### Directions for this task
Could you print all the entries exactly?

### Data excerpts
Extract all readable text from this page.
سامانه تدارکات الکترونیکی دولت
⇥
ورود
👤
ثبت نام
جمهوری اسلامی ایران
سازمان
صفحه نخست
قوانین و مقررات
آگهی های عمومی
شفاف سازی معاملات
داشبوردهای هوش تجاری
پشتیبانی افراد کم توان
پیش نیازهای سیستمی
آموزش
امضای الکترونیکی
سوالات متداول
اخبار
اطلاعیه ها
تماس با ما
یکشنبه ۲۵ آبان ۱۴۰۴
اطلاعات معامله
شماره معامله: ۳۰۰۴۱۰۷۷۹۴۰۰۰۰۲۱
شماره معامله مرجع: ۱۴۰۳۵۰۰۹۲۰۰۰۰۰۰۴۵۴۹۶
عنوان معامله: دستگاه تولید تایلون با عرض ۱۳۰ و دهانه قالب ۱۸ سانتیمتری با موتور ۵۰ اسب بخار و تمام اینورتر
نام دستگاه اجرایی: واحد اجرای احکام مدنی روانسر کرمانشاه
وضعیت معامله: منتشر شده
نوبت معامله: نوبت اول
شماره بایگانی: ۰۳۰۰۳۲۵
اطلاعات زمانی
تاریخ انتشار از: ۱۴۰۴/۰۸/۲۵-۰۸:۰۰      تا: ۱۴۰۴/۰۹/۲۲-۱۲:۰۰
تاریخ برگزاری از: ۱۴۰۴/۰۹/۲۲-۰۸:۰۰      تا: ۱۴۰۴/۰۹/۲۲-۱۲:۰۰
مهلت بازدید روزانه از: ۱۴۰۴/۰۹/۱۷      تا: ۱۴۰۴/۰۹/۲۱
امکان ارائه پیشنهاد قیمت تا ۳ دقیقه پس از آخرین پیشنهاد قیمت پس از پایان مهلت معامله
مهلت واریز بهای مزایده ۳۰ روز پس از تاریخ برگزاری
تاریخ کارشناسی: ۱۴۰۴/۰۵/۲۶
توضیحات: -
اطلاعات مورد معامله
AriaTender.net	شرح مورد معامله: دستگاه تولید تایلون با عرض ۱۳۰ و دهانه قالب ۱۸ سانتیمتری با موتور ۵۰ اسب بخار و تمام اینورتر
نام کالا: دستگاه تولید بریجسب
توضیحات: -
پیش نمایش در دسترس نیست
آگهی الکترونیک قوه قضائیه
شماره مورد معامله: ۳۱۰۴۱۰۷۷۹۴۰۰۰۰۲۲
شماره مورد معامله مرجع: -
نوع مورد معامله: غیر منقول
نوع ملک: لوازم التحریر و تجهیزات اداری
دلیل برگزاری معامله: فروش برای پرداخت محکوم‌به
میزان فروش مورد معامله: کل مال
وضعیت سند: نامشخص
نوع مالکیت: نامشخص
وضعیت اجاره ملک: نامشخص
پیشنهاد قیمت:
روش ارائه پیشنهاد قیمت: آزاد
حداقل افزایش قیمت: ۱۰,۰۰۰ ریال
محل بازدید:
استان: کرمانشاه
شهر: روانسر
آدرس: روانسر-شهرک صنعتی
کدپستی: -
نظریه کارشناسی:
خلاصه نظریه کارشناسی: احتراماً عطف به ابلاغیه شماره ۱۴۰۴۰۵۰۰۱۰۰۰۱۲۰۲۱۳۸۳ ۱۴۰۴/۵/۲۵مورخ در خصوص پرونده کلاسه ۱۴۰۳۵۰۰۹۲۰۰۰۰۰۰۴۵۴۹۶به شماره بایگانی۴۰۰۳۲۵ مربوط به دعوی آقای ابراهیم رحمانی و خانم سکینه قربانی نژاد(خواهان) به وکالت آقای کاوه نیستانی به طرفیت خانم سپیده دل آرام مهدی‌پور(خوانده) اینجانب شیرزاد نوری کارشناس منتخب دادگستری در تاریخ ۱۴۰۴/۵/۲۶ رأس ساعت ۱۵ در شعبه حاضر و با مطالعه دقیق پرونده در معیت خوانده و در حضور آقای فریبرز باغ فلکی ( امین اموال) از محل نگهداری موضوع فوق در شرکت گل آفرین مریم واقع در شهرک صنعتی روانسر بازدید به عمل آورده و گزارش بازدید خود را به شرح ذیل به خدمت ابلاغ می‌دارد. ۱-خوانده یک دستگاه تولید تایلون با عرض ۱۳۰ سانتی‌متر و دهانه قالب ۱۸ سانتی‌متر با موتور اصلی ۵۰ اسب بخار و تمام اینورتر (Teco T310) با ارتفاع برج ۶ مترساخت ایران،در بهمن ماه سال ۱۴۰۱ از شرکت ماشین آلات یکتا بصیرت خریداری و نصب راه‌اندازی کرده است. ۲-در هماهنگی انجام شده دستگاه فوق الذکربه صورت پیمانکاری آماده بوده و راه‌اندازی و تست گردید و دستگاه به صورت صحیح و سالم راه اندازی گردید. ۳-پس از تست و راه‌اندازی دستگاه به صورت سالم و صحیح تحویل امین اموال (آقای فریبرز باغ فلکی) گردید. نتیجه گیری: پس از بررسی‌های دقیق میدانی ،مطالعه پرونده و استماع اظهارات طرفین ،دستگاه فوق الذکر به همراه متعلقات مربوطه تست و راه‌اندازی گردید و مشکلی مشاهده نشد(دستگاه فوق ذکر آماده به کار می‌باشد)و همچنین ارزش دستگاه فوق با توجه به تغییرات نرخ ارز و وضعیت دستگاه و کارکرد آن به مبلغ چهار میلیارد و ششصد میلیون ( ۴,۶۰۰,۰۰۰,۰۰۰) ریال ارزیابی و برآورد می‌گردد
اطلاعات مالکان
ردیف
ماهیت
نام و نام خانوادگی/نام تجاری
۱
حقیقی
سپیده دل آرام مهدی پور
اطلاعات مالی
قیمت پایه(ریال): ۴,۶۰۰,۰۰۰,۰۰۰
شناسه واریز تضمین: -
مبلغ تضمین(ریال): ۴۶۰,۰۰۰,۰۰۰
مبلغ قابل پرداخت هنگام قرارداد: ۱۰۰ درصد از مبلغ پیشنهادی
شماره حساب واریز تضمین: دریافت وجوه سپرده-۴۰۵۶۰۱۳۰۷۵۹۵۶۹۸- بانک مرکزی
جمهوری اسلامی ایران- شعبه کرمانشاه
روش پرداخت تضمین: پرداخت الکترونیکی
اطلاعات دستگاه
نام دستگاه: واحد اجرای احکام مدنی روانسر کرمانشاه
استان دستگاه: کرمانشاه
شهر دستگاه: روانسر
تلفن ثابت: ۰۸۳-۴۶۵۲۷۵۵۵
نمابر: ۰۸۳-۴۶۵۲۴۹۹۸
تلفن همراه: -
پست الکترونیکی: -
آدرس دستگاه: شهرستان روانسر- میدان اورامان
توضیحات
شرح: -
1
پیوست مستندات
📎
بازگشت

### Answer to this task
Extract all readable text from this page.
سامانه تدارکات الکترونیکی دولت
⇥
ورود
👤
ثبت نام
جمهوری اسلامی ایران
سازمان
صفحه نخست
قوانین و مقررات
آگهی های عمومی
شفاف سازی معاملات
داشبوردهای هوش تجاری
پشتیبانی افراد کم توان
پیش نیازهای سیستمی
آموزش
امضای الکترونیکی
سوالات متداول
اخبار
اطلاعیه ها
تماس با ما
یکشنبه ۲۵ آبان ۱۴۰۴
اطلاعات معامله
شماره معامله: ۳۰۰۴۱۰۷۷۹۴۰۰۰۰۲۱
شماره معامله مرجع: ۱۴۰۳۵۰۰۹۲۰۰۰۰۰۰۴۵۴۹۶
عنوان معامله: دستگاه تولید تایلون با عرض ۱۳۰ و دهانه قالب ۱۸ سانتیمتری با موتور ۵۰ اسب بخار و تمام اینورتر
نام دستگاه اجرایی: واحد اجرای احکام مدنی روانسر کرمانشاه
وضعیت معامله: منتشر شده
نوبت معامله: نوبت اول
شماره بایگانی: ۰۳۰۰۳۲۵
اطلاعات زمانی
تاریخ انتشار از: ۱۴۰۴/۰۸/۲۵-۰۸:۰۰      تا: ۱۴۰۴/۰۹/۲۲-۱۲:۰۰
تاریخ برگزاری از: ۱۴۰۴/۰۹/۲۲-۰۸:۰۰      تا: ۱۴۰۴/۰۹/۲۲-۱۲:۰۰
مهلت بازدید روزانه از: ۱۴۰۴/۰۹/۱۷      تا: ۱۴۰۴/۰۹/۲۱
امکان ارائه پیشنهاد قیمت تا ۳ دقیقه پس از آخرین پیشنهاد قیمت پس از پایان مهلت معامله
مهلت واریز بهای مزایده ۳۰ روز پس از تاریخ برگزاری
تاریخ کارشناسی: ۱۴۰۴/۰۵/۲۶
توضیحات: -
اطلاعات مورد معامله
AriaTender.net	شرح مورد معامله: دستگاه تولید تایلون با عرض ۱۳۰ و دهانه قالب ۱۸ سانتیمتری با موتور ۵۰ اسب بخار و تمام اینورتر
نام کالا: دستگاه تولید بریجسب
توضیحات: -
پیش نمایش در دسترس نیست
آگهی الکترونیک قوه قضائیه
شماره مورد معامله: ۳۱۰۴۱۰۷۷۹۴۰۰۰۰۲۲
شماره مورد معامله مرجع: -
نوع مورد معامله: غیر منقول
نوع ملک: لوازم التحریر و تجهیزات اداری
دلیل برگزاری معامله: فروش برای پرداخت محکوم‌به
میزان فروش مورد معامله: کل مال
وضعیت سند: نامشخص
نوع مالکیت: نامشخص
وضعیت اجاره ملک: نامشخص
پیشنهاد قیمت:
روش ارائه پیشنهاد قیمت: آزاد
حداقل افزایش قیمت: ۱۰,۰۰۰ ریال
محل بازدید:
استان: کرمانشاه
شهر: روانسر
آدرس: روانسر-شهرک صنعتی
کدپستی: -
نظریه کارشناسی:
خلاصه نظریه کارشناسی: احتراماً عطف به ابلاغیه شماره ۱۴۰۴۰۵۰۰۱۰۰۰۱۲۰۲۱۳۸۳ ۱۴۰۴/۵/۲۵مورخ در خصوص پرونده کلاسه ۱۴۰۳۵۰۰۹۲۰۰۰۰۰۰۴۵۴۹۶به شماره بایگانی۴۰۰۳۲۵ مربوط به دعوی آقای ابراهیم رحمانی و خانم سکینه قربانی نژاد(خواهان) به وکالت آقای کاوه نیستانی به طرفیت خانم سپیده دل آرام مهدی‌پور(خوانده) اینجانب شیرزاد نوری کارشناس منتخب دادگستری در تاریخ ۱۴۰۴/۵/۲۶ رأس ساعت ۱۵ در شعبه حاضر و با مطالعه دقیق پرونده در معیت خوانده و در حضور آقای فریبرز باغ فلکی ( امین اموال) از محل نگهداری موضوع فوق در شرکت گل آفرین مریم واقع در شهرک صنعتی روانسر بازدید به عمل آورده و گزارش بازدید خود را به شرح ذیل به خدمت ابلاغ می‌دارد. ۱-خوانده یک دستگاه تولید تایلون با عرض ۱۳۰ سانتی‌متر و دهانه قالب ۱۸ سانتی‌متر با موتور اصلی ۵۰ اسب بخار و تمام اینورتر (Teco T310) با ارتفاع برج ۶ مترساخت ایران،در بهمن ماه سال ۱۴۰۱ از شرکت ماشین آلات یکتا بصیرت خریداری و نصب راه‌اندازی کرده است. ۲-در هماهنگی انجام شده دستگاه فوق الذکربه صورت پیمانکاری آماده بوده و راه‌اندازی و تست گردید و دستگاه به صورت صحیح و سالم راه اندازی گردید. ۳-پس از تست و راه‌اندازی دستگاه به صورت سالم و صحیح تحویل امین اموال (آقای فریبرز باغ فلکی) گردید. نتیجه گیری: پس از بررسی‌های دقیق میدانی ،مطالعه پرونده و استماع اظهارات طرفین ،دستگاه فوق الذکر به همراه متعلقات مربوطه تست و راه‌اندازی گردید و مشکلی مشاهده نشد(دستگاه فوق ذکر آماده به کار می‌باشد)و همچنین ارزش دستگاه فوق با توجه به تغییرات نرخ ارز و وضعیت دستگاه و کارکرد آن به مبلغ چهار میلیارد و ششصد میلیون ( ۴,۶۰۰,۰۰۰,۰۰۰) ریال ارزیابی و برآورد می‌گردد
اطلاعات مالکان
ردیف
ماهیت
نام و نام خانوادگی/نام تجاری
۱
حقیقی
سپیده دل آرام مهدی پور
اطلاعات مالی
قیمت پایه(ریال): ۴,۶۰۰,۰۰۰,۰۰۰
شناسه واریز تضمین: -
مبلغ تضمین(ریال): ۴۶۰,۰۰۰,۰۰۰
مبلغ قابل پرداخت هنگام قرارداد: ۱۰۰ درصد از مبلغ پیشنهادی
شماره حساب واریز تضمین: دریافت وجوه سپرده-۴۰۵۶۰۱۳۰۷۵۹۵۶۹۸- بانک مرکزی
جمهوری اسلامی ایران- شعبه کرمانشاه
روش پرداخت تضمین: پرداخت الکترونیکی
اطلاعات دستگاه
نام دستگاه: واحد اجرای احکام مدنی روانسر کرمانشاه
استان دستگاه: کرمانشاه
شهر دستگاه: روانسر
تلفن ثابت: ۰۸۳-۴۶۵۲۷۵۵۵
نمابر: ۰۸۳-۴۶۵۲۴۹۹۸
تلفن همراه: -
پست الکترونیکی: -
آدرس دستگاه: شهرستان روانسر- میدان اورامان
توضیحات
شرح: -
1
پیوست مستندات
📎
بازگشت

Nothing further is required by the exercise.